- WHAT IS NEEDED -
The entries below are to be transcribed in full, without their images.
----------
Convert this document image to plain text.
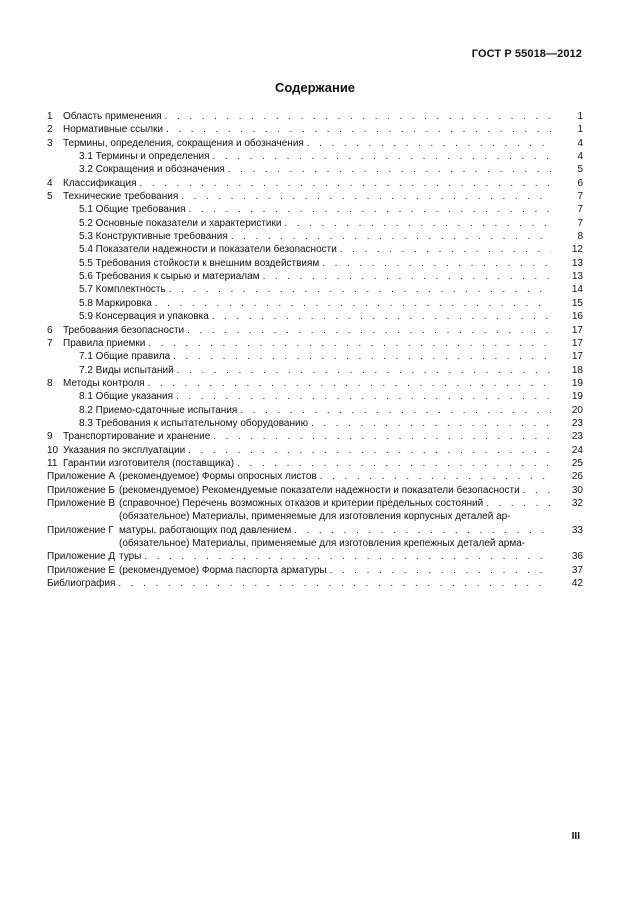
ГОСТ Р 55018—2012
Содержание
1	Область применения . . .	1
2	Нормативные ссылки . . .	1
3	Термины, определения, сокращения и обозначения . . .	4
3.1 Термины и определения . . .	4
3.2 Сокращения и обозначения . . .	5
4	Классификация . . .	6
5	Технические требования . . .	7
5.1 Общие требования . . .	7
5.2 Основные показатели и характеристики . . .	7
5.3 Конструктивные требования . . .	8
5.4 Показатели надежности и показатели безопасности . . .	12
5.5 Требования стойкости к внешним воздействиям . . .	13
5.6 Требования к сырью и материалам . . .	13
5.7 Комплектность . . .	14
5.8 Маркировка . . .	15
5.9 Консервация и упаковка . . .	16
6	Требования безопасности . . .	17
7	Правила приемки . . .	17
7.1 Общие правила . . .	17
7.2 Виды испытаний . . .	18
8	Методы контроля . . .	19
8.1 Общие указания . . .	19
8.2 Приемо-сдаточные испытания . . .	20
8.3 Требования к испытательному оборудованию . . .	23
9	Транспортирование и хранение . . .	23
10 Указания по эксплуатации . . .	24
11 Гарантии изготовителя (поставщика) . . .	25
Приложение А (рекомендуемое) Формы опросных листов . . .	26
Приложение Б (рекомендуемое) Рекомендуемые показатели надежности и показатели безопасности . . .	30
Приложение В (справочное) Перечень возможных отказов и критерии предельных состояний . . .	32
Приложение Г
(обязательное) Материалы, применяемые для изготовления корпусных деталей ар-
матуры, работающих под давлением . . .	33
Приложение Д
(обязательное) Материалы, применяемые для изготовления крепежных деталей арма-
туры . . .	36
Приложение Е (рекомендуемое) Форма паспорта арматуры . . .	37
Библиография . . .	42
III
----------
- REPLY TO THE EXERCISE -
Convert this document image to plain text.
ГОСТ Р 55018—2012
Содержание
1	Область применения . . .	1
2	Нормативные ссылки . . .	1
3	Термины, определения, сокращения и обозначения . . .	4
3.1 Термины и определения . . .	4
3.2 Сокращения и обозначения . . .	5
4	Классификация . . .	6
5	Технические требования . . .	7
5.1 Общие требования . . .	7
5.2 Основные показатели и характеристики . . .	7
5.3 Конструктивные требования . . .	8
5.4 Показатели надежности и показатели безопасности . . .	12
5.5 Требования стойкости к внешним воздействиям . . .	13
5.6 Требования к сырью и материалам . . .	13
5.7 Комплектность . . .	14
5.8 Маркировка . . .	15
5.9 Консервация и упаковка . . .	16
6	Требования безопасности . . .	17
7	Правила приемки . . .	17
7.1 Общие правила . . .	17
7.2 Виды испытаний . . .	18
8	Методы контроля . . .	19
8.1 Общие указания . . .	19
8.2 Приемо-сдаточные испытания . . .	20
8.3 Требования к испытательному оборудованию . . .	23
9	Транспортирование и хранение . . .	23
10 Указания по эксплуатации . . .	24
11 Гарантии изготовителя (поставщика) . . .	25
Приложение А (рекомендуемое) Формы опросных листов . . .	26
Приложение Б (рекомендуемое) Рекомендуемые показатели надежности и показатели безопасности . . .	30
Приложение В (справочное) Перечень возможных отказов и критерии предельных состояний . . .	32
Приложение Г
(обязательное) Материалы, применяемые для изготовления корпусных деталей ар-
матуры, работающих под давлением . . .	33
Приложение Д
(обязательное) Материалы, применяемые для изготовления крепежных деталей арма-
туры . . .	36
Приложение Е (рекомендуемое) Форма паспорта арматуры . . .	37
Библиография . . .	42
III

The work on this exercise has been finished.